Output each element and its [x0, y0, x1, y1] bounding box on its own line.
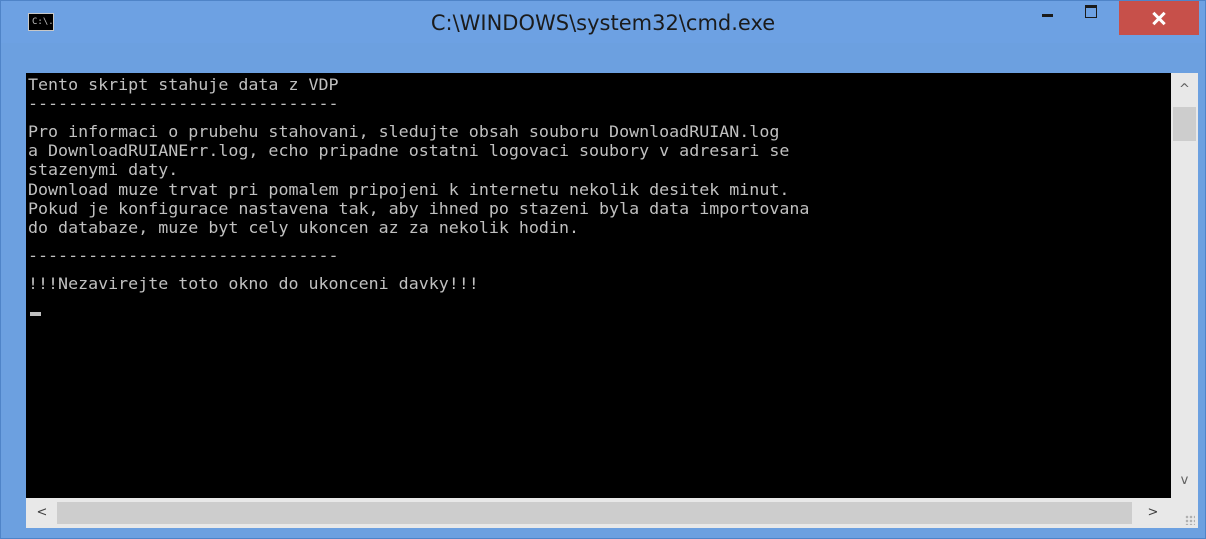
maximize-button[interactable]	[1076, 1, 1106, 23]
close-button[interactable]	[1119, 1, 1199, 35]
scroll-down-arrow-icon[interactable]: v	[1171, 468, 1198, 494]
console-line: Download muze trvat pri pomalem pripojen…	[28, 180, 790, 199]
console-line: Pro informaci o prubehu stahovani, sledu…	[28, 122, 780, 141]
console-line: a DownloadRUIANErr.log, echo pripadne os…	[28, 141, 790, 160]
console-line: -------------------------------	[28, 94, 339, 113]
resize-corner[interactable]	[1171, 498, 1198, 528]
cmd-window: C:\. C:\WINDOWS\system32\cmd.exe Tento s…	[0, 0, 1206, 539]
vertical-scrollbar[interactable]: ^ v	[1171, 73, 1198, 498]
console-line: stazenymi daty.	[28, 160, 179, 179]
horizontal-scrollbar[interactable]: < >	[26, 498, 1171, 528]
console-output[interactable]: Tento skript stahuje data z VDP --------…	[26, 73, 1171, 498]
minimize-button[interactable]	[1034, 1, 1062, 23]
scroll-up-arrow-icon[interactable]: ^	[1171, 77, 1198, 103]
title-bar[interactable]: C:\. C:\WINDOWS\system32\cmd.exe	[1, 1, 1205, 43]
scroll-left-arrow-icon[interactable]: <	[28, 498, 56, 528]
vertical-scroll-thumb[interactable]	[1173, 107, 1196, 141]
text-cursor	[30, 312, 41, 316]
scroll-right-arrow-icon[interactable]: >	[1139, 498, 1167, 528]
console-line: Pokud je konfigurace nastavena tak, aby …	[28, 199, 810, 218]
window-title: C:\WINDOWS\system32\cmd.exe	[430, 11, 776, 35]
console-line: do databaze, muze byt cely ukoncen az za…	[28, 218, 580, 237]
console-line: !!!Nezavirejte toto okno do ukonceni dav…	[28, 274, 479, 293]
console-line: -------------------------------	[28, 246, 339, 265]
horizontal-scroll-thumb[interactable]	[57, 502, 1132, 524]
console-line: Tento skript stahuje data z VDP	[28, 75, 339, 94]
resize-grip-icon[interactable]	[1185, 515, 1195, 525]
☆ ☆ ☆ ☆ ☆
_Problem statement_: Please gather every line from the entries above that contains the string "vertical".

_Response for this exercise_:
vertical-scrollbar[interactable]: ^ v	[1171, 73, 1198, 498]
vertical-scroll-thumb[interactable]	[1173, 107, 1196, 141]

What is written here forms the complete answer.